◆ **Figure collection entries**
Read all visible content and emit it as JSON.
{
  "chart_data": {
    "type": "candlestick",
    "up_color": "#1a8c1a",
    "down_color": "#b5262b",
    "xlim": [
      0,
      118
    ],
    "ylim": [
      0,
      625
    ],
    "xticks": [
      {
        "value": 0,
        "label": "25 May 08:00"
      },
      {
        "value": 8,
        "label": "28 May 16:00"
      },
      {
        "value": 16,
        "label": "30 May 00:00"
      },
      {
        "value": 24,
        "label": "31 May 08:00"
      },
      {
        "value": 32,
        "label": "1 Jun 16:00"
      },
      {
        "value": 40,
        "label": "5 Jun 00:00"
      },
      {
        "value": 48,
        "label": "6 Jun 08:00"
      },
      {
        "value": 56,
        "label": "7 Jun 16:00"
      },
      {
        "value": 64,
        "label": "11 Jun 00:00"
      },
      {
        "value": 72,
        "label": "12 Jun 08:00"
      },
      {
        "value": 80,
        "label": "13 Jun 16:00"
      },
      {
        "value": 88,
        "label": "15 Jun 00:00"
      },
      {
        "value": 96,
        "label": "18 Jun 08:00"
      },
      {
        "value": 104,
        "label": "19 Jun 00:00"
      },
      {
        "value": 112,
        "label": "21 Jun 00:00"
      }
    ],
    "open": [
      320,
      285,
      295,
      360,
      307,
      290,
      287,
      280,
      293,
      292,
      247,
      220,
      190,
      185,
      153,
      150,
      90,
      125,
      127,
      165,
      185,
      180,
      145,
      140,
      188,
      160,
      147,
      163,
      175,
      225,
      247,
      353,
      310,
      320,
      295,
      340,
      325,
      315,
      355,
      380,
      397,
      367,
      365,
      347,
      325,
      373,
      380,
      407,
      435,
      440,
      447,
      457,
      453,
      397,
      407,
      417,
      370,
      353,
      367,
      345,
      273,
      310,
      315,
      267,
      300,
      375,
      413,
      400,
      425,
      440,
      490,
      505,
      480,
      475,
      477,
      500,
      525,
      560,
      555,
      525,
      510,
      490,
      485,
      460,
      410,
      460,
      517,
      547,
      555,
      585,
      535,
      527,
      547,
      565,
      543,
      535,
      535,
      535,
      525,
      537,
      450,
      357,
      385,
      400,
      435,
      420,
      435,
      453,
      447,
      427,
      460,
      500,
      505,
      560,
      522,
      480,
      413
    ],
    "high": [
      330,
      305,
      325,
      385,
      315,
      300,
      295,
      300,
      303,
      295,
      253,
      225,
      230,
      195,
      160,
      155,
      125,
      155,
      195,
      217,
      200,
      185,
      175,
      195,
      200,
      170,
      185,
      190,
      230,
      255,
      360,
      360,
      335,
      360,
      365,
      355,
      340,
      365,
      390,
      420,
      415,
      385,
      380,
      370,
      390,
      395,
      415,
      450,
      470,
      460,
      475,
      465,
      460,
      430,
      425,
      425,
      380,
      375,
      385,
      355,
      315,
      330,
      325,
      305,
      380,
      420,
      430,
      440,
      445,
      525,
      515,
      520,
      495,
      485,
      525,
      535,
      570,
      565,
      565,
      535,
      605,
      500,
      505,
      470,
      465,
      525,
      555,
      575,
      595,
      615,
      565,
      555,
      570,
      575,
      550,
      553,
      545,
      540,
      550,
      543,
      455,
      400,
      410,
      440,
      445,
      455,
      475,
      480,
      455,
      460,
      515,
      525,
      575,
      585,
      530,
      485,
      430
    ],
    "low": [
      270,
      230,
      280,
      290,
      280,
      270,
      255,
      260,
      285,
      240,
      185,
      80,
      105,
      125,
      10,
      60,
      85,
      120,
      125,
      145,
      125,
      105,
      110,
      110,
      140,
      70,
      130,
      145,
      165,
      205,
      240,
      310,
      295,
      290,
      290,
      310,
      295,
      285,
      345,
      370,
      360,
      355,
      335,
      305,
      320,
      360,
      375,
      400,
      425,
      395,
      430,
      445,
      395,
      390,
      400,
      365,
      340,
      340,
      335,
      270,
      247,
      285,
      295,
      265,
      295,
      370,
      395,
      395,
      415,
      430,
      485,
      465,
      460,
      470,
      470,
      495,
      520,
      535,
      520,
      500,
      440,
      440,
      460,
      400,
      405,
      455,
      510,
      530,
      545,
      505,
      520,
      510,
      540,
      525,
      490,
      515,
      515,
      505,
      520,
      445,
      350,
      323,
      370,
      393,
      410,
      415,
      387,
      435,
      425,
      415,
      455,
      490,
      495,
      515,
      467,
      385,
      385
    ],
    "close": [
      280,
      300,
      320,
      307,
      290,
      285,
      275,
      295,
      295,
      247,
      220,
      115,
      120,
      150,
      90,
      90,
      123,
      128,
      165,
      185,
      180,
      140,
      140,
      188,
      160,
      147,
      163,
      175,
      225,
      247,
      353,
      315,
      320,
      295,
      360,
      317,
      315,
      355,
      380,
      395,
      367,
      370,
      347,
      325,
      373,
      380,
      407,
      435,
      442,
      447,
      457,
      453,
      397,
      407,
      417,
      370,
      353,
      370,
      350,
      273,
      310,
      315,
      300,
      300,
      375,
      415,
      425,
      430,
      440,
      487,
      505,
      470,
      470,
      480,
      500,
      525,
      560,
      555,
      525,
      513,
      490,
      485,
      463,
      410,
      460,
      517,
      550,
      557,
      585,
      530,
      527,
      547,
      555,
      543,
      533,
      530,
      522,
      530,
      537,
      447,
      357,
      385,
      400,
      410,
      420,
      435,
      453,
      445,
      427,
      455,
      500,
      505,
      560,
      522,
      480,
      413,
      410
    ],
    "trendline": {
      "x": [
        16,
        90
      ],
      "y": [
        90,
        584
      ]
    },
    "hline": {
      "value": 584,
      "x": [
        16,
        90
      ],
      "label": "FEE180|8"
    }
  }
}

◆ **DIRECTIVE**
Restate each record word for word.

◆ **FINISHED TASK**
Read all visible content and emit it as JSON.
{
  "chart_data": {
    "type": "candlestick",
    "up_color": "#1a8c1a",
    "down_color": "#b5262b",
    "xlim": [
      0,
      118
    ],
    "ylim": [
      0,
      625
    ],
    "xticks": [
      {
        "value": 0,
        "label": "25 May 08:00"
      },
      {
        "value": 8,
        "label": "28 May 16:00"
      },
      {
        "value": 16,
        "label": "30 May 00:00"
      },
      {
        "value": 24,
        "label": "31 May 08:00"
      },
      {
        "value": 32,
        "label": "1 Jun 16:00"
      },
      {
        "value": 40,
        "label": "5 Jun 00:00"
      },
      {
        "value": 48,
        "label": "6 Jun 08:00"
      },
      {
        "value": 56,
        "label": "7 Jun 16:00"
      },
      {
        "value": 64,
        "label": "11 Jun 00:00"
      },
      {
        "value": 72,
        "label": "12 Jun 08:00"
      },
      {
        "value": 80,
        "label": "13 Jun 16:00"
      },
      {
        "value": 88,
        "label": "15 Jun 00:00"
      },
      {
        "value": 96,
        "label": "18 Jun 08:00"
      },
      {
        "value": 104,
        "label": "19 Jun 00:00"
      },
      {
        "value": 112,
        "label": "21 Jun 00:00"
      }
    ],
    "open": [
      320,
      285,
      295,
      360,
      307,
      290,
      287,
      280,
      293,
      292,
      247,
      220,
      190,
      185,
      153,
      150,
      90,
      125,
      127,
      165,
      185,
      180,
      145,
      140,
      188,
      160,
      147,
      163,
      175,
      225,
      247,
      353,
      310,
      320,
      295,
      340,
      325,
      315,
      355,
      380,
      397,
      367,
      365,
      347,
      325,
      373,
      380,
      407,
      435,
      440,
      447,
      457,
      453,
      397,
      407,
      417,
      370,
      353,
      367,
      345,
      273,
      310,
      315,
      267,
      300,
      375,
      413,
      400,
      425,
      440,
      490,
      505,
      480,
      475,
      477,
      500,
      525,
      560,
      555,
      525,
      510,
      490,
      485,
      460,
      410,
      460,
      517,
      547,
      555,
      585,
      535,
      527,
      547,
      565,
      543,
      535,
      535,
      535,
      525,
      537,
      450,
      357,
      385,
      400,
      435,
      420,
      435,
      453,
      447,
      427,
      460,
      500,
      505,
      560,
      522,
      480,
      413
    ],
    "high": [
      330,
      305,
      325,
      385,
      315,
      300,
      295,
      300,
      303,
      295,
      253,
      225,
      230,
      195,
      160,
      155,
      125,
      155,
      195,
      217,
      200,
      185,
      175,
      195,
      200,
      170,
      185,
      190,
      230,
      255,
      360,
      360,
      335,
      360,
      365,
      355,
      340,
      365,
      390,
      420,
      415,
      385,
      380,
      370,
      390,
      395,
      415,
      450,
      470,
      460,
      475,
      465,
      460,
      430,
      425,
      425,
      380,
      375,
      385,
      355,
      315,
      330,
      325,
      305,
      380,
      420,
      430,
      440,
      445,
      525,
      515,
      520,
      495,
      485,
      525,
      535,
      570,
      565,
      565,
      535,
      605,
      500,
      505,
      470,
      465,
      525,
      555,
      575,
      595,
      615,
      565,
      555,
      570,
      575,
      550,
      553,
      545,
      540,
      550,
      543,
      455,
      400,
      410,
      440,
      445,
      455,
      475,
      480,
      455,
      460,
      515,
      525,
      575,
      585,
      530,
      485,
      430
    ],
    "low": [
      270,
      230,
      280,
      290,
      280,
      270,
      255,
      260,
      285,
      240,
      185,
      80,
      105,
      125,
      10,
      60,
      85,
      120,
      125,
      145,
      125,
      105,
      110,
      110,
      140,
      70,
      130,
      145,
      165,
      205,
      240,
      310,
      295,
      290,
      290,
      310,
      295,
      285,
      345,
      370,
      360,
      355,
      335,
      305,
      320,
      360,
      375,
      400,
      425,
      395,
      430,
      445,
      395,
      390,
      400,
      365,
      340,
      340,
      335,
      270,
      247,
      285,
      295,
      265,
      295,
      370,
      395,
      395,
      415,
      430,
      485,
      465,
      460,
      470,
      470,
      495,
      520,
      535,
      520,
      500,
      440,
      440,
      460,
      400,
      405,
      455,
      510,
      530,
      545,
      505,
      520,
      510,
      540,
      525,
      490,
      515,
      515,
      505,
      520,
      445,
      350,
      323,
      370,
      393,
      410,
      415,
      387,
      435,
      425,
      415,
      455,
      490,
      495,
      515,
      467,
      385,
      385
    ],
    "close": [
      280,
      300,
      320,
      307,
      290,
      285,
      275,
      295,
      295,
      247,
      220,
      115,
      120,
      150,
      90,
      90,
      123,
      128,
      165,
      185,
      180,
      140,
      140,
      188,
      160,
      147,
      163,
      175,
      225,
      247,
      353,
      315,
      320,
      295,
      360,
      317,
      315,
      355,
      380,
      395,
      367,
      370,
      347,
      325,
      373,
      380,
      407,
      435,
      442,
      447,
      457,
      453,
      397,
      407,
      417,
      370,
      353,
      370,
      350,
      273,
      310,
      315,
      300,
      300,
      375,
      415,
      425,
      430,
      440,
      487,
      505,
      470,
      470,
      480,
      500,
      525,
      560,
      555,
      525,
      513,
      490,
      485,
      463,
      410,
      460,
      517,
      550,
      557,
      585,
      530,
      527,
      547,
      555,
      543,
      533,
      530,
      522,
      530,
      537,
      447,
      357,
      385,
      400,
      410,
      420,
      435,
      453,
      445,
      427,
      455,
      500,
      505,
      560,
      522,
      480,
      413,
      410
    ],
    "trendline": {
      "x": [
        16,
        90
      ],
      "y": [
        90,
        584
      ]
    },
    "hline": {
      "value": 584,
      "x": [
        16,
        90
      ],
      "label": "FEE180|8"
    }
  }
}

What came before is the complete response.